• [Exercise requirements] Please update the entries below by replacing every "interactable" with "clickable" and changing nothing else. Omit the pictures from your answer.

[Spatial annotation entries]
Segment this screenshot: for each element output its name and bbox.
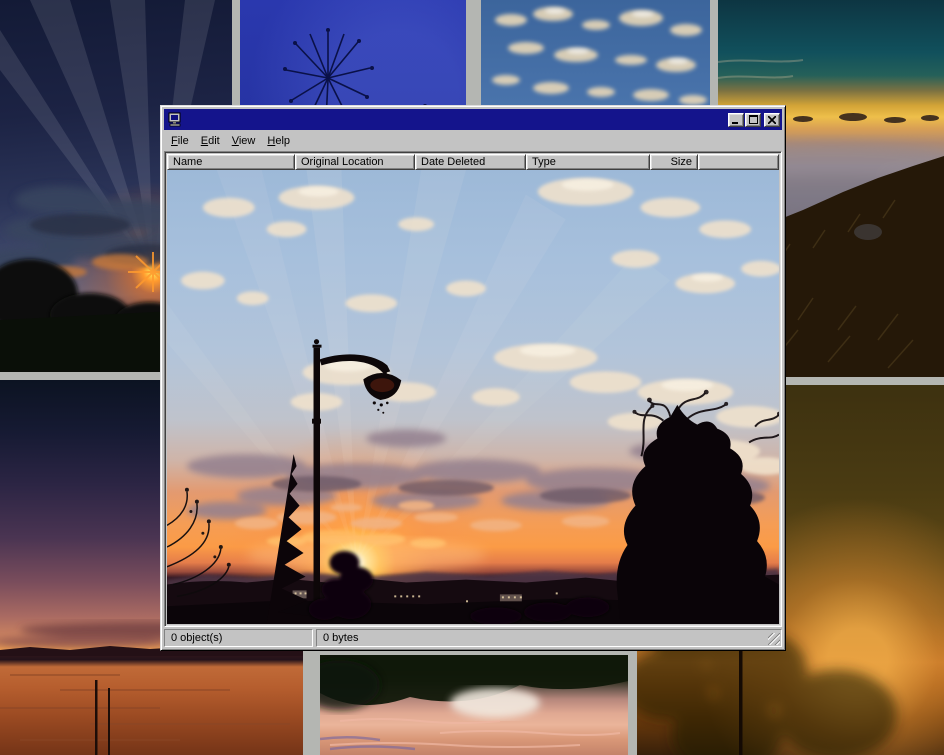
column-header-stub[interactable] [698, 154, 779, 170]
menu-edit[interactable]: Edit [195, 133, 226, 149]
status-size: 0 bytes [316, 629, 782, 647]
column-header-size[interactable]: Size [650, 154, 698, 170]
minimize-button[interactable] [728, 113, 744, 127]
status-object-count: 0 object(s) [164, 629, 313, 647]
maximize-button[interactable] [745, 113, 761, 127]
title-bar[interactable] [164, 109, 782, 130]
resize-grip[interactable] [768, 633, 780, 645]
column-header-original-location[interactable]: Original Location [295, 154, 415, 170]
status-size-text: 0 bytes [323, 632, 358, 644]
column-header-name[interactable]: Name [167, 154, 295, 170]
wallpaper-photo-water-reflection [320, 655, 628, 755]
recycle-bin-window: File Edit View Help Name Original Locati… [160, 105, 786, 651]
menu-bar: File Edit View Help [164, 130, 782, 151]
list-view-sunset-photo[interactable] [167, 170, 779, 624]
menu-file[interactable]: File [165, 133, 195, 149]
column-header-date-deleted[interactable]: Date Deleted [415, 154, 526, 170]
menu-view[interactable]: View [226, 133, 262, 149]
column-header-type[interactable]: Type [526, 154, 650, 170]
computer-icon [167, 112, 183, 127]
status-bar: 0 object(s) 0 bytes [164, 629, 782, 647]
close-button[interactable] [764, 113, 780, 127]
list-view-frame: Name Original Location Date Deleted Type… [164, 151, 782, 627]
menu-help[interactable]: Help [261, 133, 296, 149]
column-header-row: Name Original Location Date Deleted Type… [167, 154, 779, 170]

• [Exercise response]
Segment this screenshot: for each element output its name and bbox.
column-header-stub[clickable] [698, 154, 779, 170]
menu-edit[clickable]: Edit [195, 133, 226, 149]
status-size: 0 bytes [316, 629, 782, 647]
column-header-size[clickable]: Size [650, 154, 698, 170]
minimize-button[clickable] [728, 113, 744, 127]
status-object-count: 0 object(s) [164, 629, 313, 647]
maximize-button[clickable] [745, 113, 761, 127]
title-bar[clickable] [164, 109, 782, 130]
resize-grip[clickable] [768, 633, 780, 645]
column-header-original-location[clickable]: Original Location [295, 154, 415, 170]
status-size-text: 0 bytes [323, 632, 358, 644]
column-header-name[clickable]: Name [167, 154, 295, 170]
wallpaper-photo-water-reflection [320, 655, 628, 755]
recycle-bin-window: File Edit View Help Name Original Locati… [160, 105, 786, 651]
menu-bar: File Edit View Help [164, 130, 782, 151]
list-view-sunset-photo[clickable] [167, 170, 779, 624]
menu-file[clickable]: File [165, 133, 195, 149]
column-header-date-deleted[clickable]: Date Deleted [415, 154, 526, 170]
menu-view[clickable]: View [226, 133, 262, 149]
column-header-type[clickable]: Type [526, 154, 650, 170]
computer-icon [167, 112, 183, 127]
status-bar: 0 object(s) 0 bytes [164, 629, 782, 647]
close-button[clickable] [764, 113, 780, 127]
list-view-frame: Name Original Location Date Deleted Type… [164, 151, 782, 627]
menu-help[clickable]: Help [261, 133, 296, 149]
column-header-row: Name Original Location Date Deleted Type… [167, 154, 779, 170]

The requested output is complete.